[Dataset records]
-- Start --

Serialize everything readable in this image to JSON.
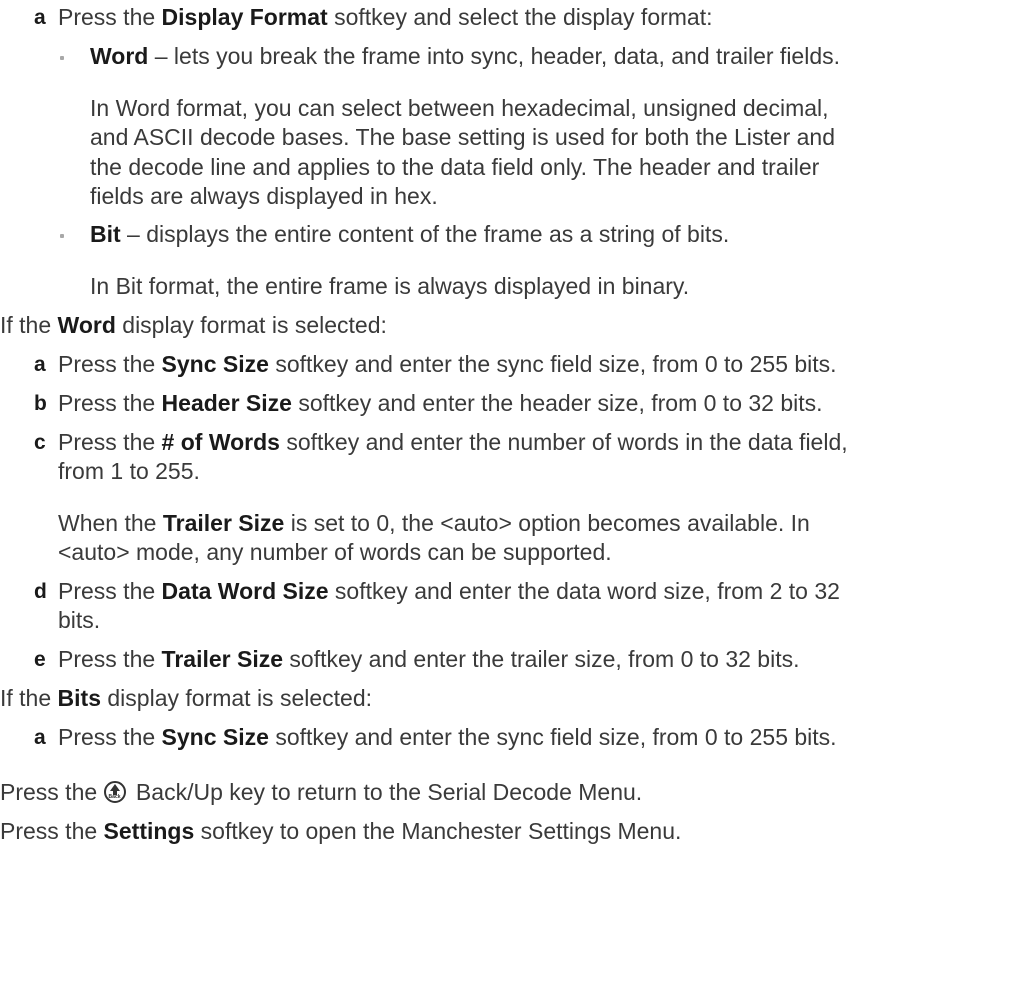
{
  "display_format_step": {
    "letter": "a",
    "pre": "Press the ",
    "key": "Display Format",
    "post": " softkey and select the display format:"
  },
  "word_option": {
    "name": "Word",
    "desc": " – lets you break the frame into sync, header, data, and trailer fields.",
    "note_lines": [
      "In Word format, you can select between hexadecimal, unsigned decimal,",
      "and ASCII decode bases. The base setting is used for both the Lister and",
      "the decode line and applies to the data field only. The header and trailer",
      "fields are always displayed in hex."
    ]
  },
  "bit_option": {
    "name": "Bit",
    "desc": " – displays the entire content of the frame as a string of bits.",
    "note": "In Bit format, the entire frame is always displayed in binary."
  },
  "word_intro": {
    "pre": "If the ",
    "key": "Word",
    "post": " display format is selected:"
  },
  "word_steps": [
    {
      "letter": "a",
      "pre": "Press the ",
      "key": "Sync Size",
      "post": " softkey and enter the sync field size, from 0 to 255 bits."
    },
    {
      "letter": "b",
      "pre": "Press the ",
      "key": "Header Size",
      "post": " softkey and enter the header size, from 0 to 32 bits."
    },
    {
      "letter": "c",
      "pre": "Press the ",
      "key": "# of Words",
      "post": " softkey and enter the number of words in the data field,",
      "cont": "from 1 to 255."
    },
    {
      "letter": "d",
      "pre": "Press the ",
      "key": "Data Word Size",
      "post": " softkey and enter the data word size, from 2 to 32",
      "cont": "bits."
    },
    {
      "letter": "e",
      "pre": "Press the ",
      "key": "Trailer Size",
      "post": " softkey and enter the trailer size, from 0 to 32 bits."
    }
  ],
  "trailer_note": {
    "pre": "When the ",
    "key": "Trailer Size",
    "post": " is set to 0, the <auto> option becomes available. In",
    "line2": "<auto> mode, any number of words can be supported."
  },
  "bits_intro": {
    "pre": "If the ",
    "key": "Bits",
    "post": " display format is selected:"
  },
  "bits_step": {
    "letter": "a",
    "pre": "Press the ",
    "key": "Sync Size",
    "post": " softkey and enter the sync field size, from 0 to 255 bits."
  },
  "back_step": {
    "pre": "Press the ",
    "icon": "back-up-key-icon",
    "icon_text": "Back",
    "post": " Back/Up key to return to the Serial Decode Menu."
  },
  "settings_step": {
    "pre": "Press the ",
    "key": "Settings",
    "post": " softkey to open the Manchester Settings Menu."
  }
}
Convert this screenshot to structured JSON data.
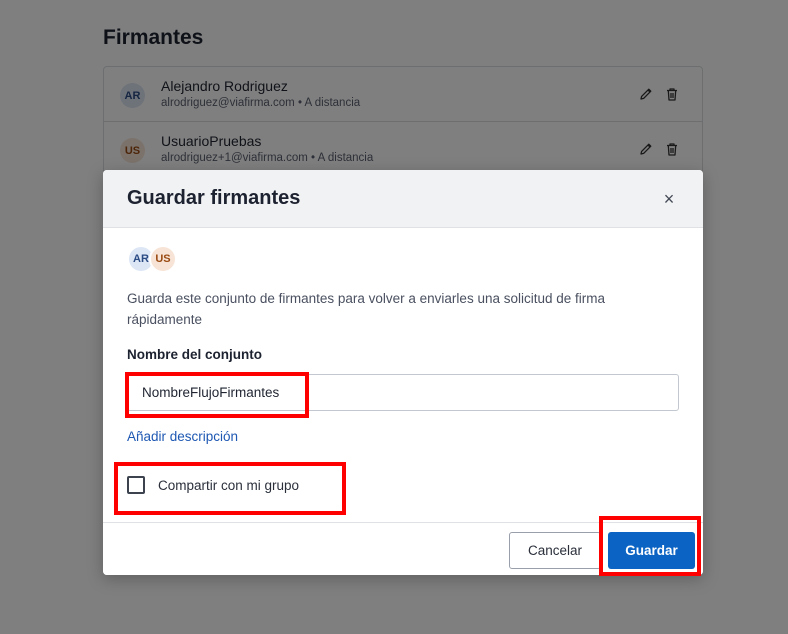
{
  "page": {
    "title": "Firmantes",
    "signers": [
      {
        "initials": "AR",
        "name": "Alejandro Rodriguez",
        "meta": "alrodriguez@viafirma.com • A distancia"
      },
      {
        "initials": "US",
        "name": "UsuarioPruebas",
        "meta": "alrodriguez+1@viafirma.com • A distancia"
      }
    ]
  },
  "modal": {
    "title": "Guardar firmantes",
    "close_symbol": "×",
    "avatars": [
      "AR",
      "US"
    ],
    "description": "Guarda este conjunto de firmantes para volver a enviarles una solicitud de firma rápidamente",
    "field_label": "Nombre del conjunto",
    "field_value": "NombreFlujoFirmantes",
    "add_description_link": "Añadir descripción",
    "share_checkbox_label": "Compartir con mi grupo",
    "share_checked": false,
    "cancel_label": "Cancelar",
    "save_label": "Guardar"
  },
  "colors": {
    "primary": "#0b64c4",
    "link": "#1e58b3",
    "highlight": "#ff0000",
    "overlay": "rgba(0,0,0,0.5)"
  },
  "icons": [
    "pencil-icon",
    "trash-icon",
    "close-icon"
  ]
}
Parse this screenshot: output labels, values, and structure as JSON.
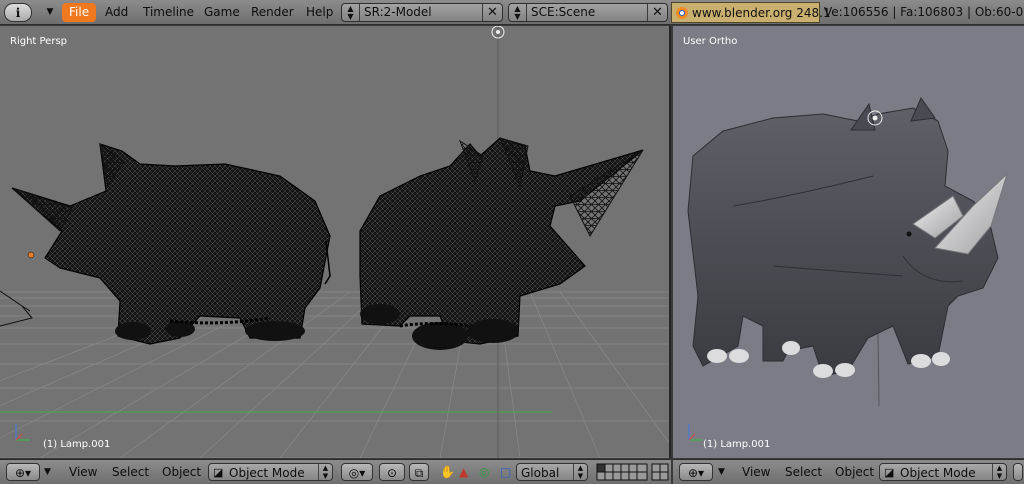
{
  "top_bar": {
    "info_icon": "info-icon",
    "menus": [
      "File",
      "Add",
      "Timeline",
      "Game",
      "Render",
      "Help"
    ],
    "screen_layout": "SR:2-Model",
    "scene": "SCE:Scene",
    "url": "www.blender.org 248.1",
    "stats": "Ve:106556 | Fa:106803 | Ob:60-0",
    "accent_color": "#f0781e"
  },
  "viewport_left": {
    "label": "Right Persp",
    "object": "(1) Lamp.001",
    "shading": "wireframe"
  },
  "viewport_right": {
    "label": "User Ortho",
    "object": "(1) Lamp.001",
    "shading": "solid"
  },
  "header_left": {
    "menus": [
      "View",
      "Select",
      "Object"
    ],
    "mode": "Object Mode",
    "orientation": "Global",
    "icons": [
      "view-type-icon",
      "collapse-icon",
      "mode-icon",
      "draw-type-icon",
      "pivot-icon",
      "hand-cursor-icon",
      "translate-icon",
      "rotate-icon",
      "scale-icon",
      "layers-icon"
    ]
  },
  "header_right": {
    "menus": [
      "View",
      "Select",
      "Object"
    ],
    "mode": "Object Mode"
  }
}
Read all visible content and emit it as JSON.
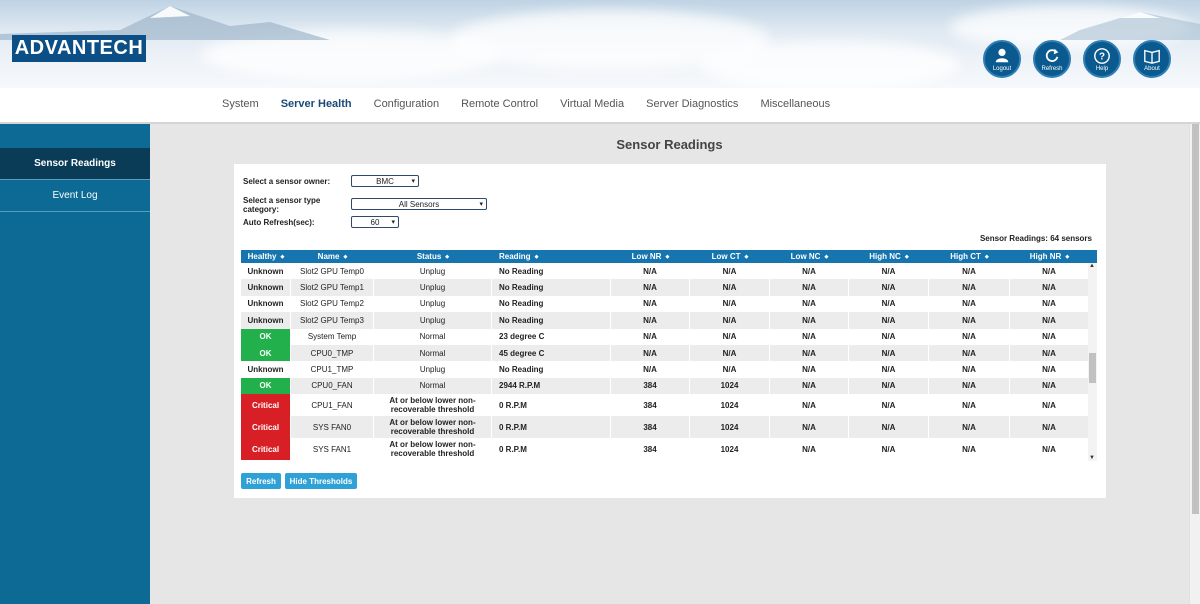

-- End --

Only a number is wanted: how many lines contain "softkey"?

- **RESPONSE TO THE TASK**
8